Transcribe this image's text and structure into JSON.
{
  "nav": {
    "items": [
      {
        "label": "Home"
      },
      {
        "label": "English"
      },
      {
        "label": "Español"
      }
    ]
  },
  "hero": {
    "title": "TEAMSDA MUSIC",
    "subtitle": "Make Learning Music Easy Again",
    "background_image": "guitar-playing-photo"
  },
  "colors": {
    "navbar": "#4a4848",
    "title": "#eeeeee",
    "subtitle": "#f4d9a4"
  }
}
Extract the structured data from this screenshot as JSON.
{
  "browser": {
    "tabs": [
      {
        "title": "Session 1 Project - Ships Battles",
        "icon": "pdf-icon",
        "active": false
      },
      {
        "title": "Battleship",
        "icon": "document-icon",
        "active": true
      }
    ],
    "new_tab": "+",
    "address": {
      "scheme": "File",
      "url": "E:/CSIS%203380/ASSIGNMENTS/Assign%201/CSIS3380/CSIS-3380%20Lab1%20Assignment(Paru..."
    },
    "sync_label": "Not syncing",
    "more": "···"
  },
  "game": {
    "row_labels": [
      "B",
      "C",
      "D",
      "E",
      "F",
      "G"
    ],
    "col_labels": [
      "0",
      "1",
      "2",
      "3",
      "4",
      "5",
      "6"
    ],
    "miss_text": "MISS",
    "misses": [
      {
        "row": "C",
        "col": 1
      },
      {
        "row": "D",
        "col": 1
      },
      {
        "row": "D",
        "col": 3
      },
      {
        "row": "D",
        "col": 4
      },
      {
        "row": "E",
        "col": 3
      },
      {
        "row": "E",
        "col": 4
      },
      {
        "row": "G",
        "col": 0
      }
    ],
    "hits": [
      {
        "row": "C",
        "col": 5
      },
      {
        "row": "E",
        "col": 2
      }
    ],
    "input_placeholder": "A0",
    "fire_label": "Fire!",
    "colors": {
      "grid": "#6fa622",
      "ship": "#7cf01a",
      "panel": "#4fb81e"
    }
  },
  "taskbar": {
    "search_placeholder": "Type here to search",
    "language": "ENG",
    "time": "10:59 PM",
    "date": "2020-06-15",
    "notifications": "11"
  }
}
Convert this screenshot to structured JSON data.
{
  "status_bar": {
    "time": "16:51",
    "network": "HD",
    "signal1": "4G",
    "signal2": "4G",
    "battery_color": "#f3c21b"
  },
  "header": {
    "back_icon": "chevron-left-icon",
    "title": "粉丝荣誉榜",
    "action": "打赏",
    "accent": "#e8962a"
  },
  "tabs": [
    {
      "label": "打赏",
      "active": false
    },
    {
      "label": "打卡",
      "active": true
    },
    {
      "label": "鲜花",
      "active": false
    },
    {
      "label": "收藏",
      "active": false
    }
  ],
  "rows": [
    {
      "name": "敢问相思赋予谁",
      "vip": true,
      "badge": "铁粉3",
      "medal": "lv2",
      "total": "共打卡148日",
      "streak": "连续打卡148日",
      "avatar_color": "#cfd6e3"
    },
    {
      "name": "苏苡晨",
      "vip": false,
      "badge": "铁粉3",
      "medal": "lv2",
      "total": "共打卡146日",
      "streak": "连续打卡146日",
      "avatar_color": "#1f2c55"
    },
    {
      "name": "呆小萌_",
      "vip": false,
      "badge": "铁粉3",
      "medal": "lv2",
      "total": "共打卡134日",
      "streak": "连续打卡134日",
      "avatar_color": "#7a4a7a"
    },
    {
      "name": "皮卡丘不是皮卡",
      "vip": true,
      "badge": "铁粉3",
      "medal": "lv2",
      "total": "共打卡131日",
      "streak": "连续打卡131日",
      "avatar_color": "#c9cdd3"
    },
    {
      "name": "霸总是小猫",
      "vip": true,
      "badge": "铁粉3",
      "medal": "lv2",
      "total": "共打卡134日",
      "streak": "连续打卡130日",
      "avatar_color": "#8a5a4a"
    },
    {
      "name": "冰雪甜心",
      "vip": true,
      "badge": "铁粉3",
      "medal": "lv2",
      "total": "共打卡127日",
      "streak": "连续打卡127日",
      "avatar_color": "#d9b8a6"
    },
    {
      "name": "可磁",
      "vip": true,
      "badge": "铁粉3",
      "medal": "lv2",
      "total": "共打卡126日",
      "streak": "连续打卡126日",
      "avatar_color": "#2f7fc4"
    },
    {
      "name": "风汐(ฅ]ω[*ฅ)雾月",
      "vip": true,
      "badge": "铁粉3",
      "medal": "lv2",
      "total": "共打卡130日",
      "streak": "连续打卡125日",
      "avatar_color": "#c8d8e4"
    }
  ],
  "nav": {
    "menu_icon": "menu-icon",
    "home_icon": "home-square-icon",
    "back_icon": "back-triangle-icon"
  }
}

— What the task asks —
Using the records above, list each line that includes "screenshot".

— Task result —
Extract the structured data from this screenshot as JSON.
Convert this screenshot to structured JSON data.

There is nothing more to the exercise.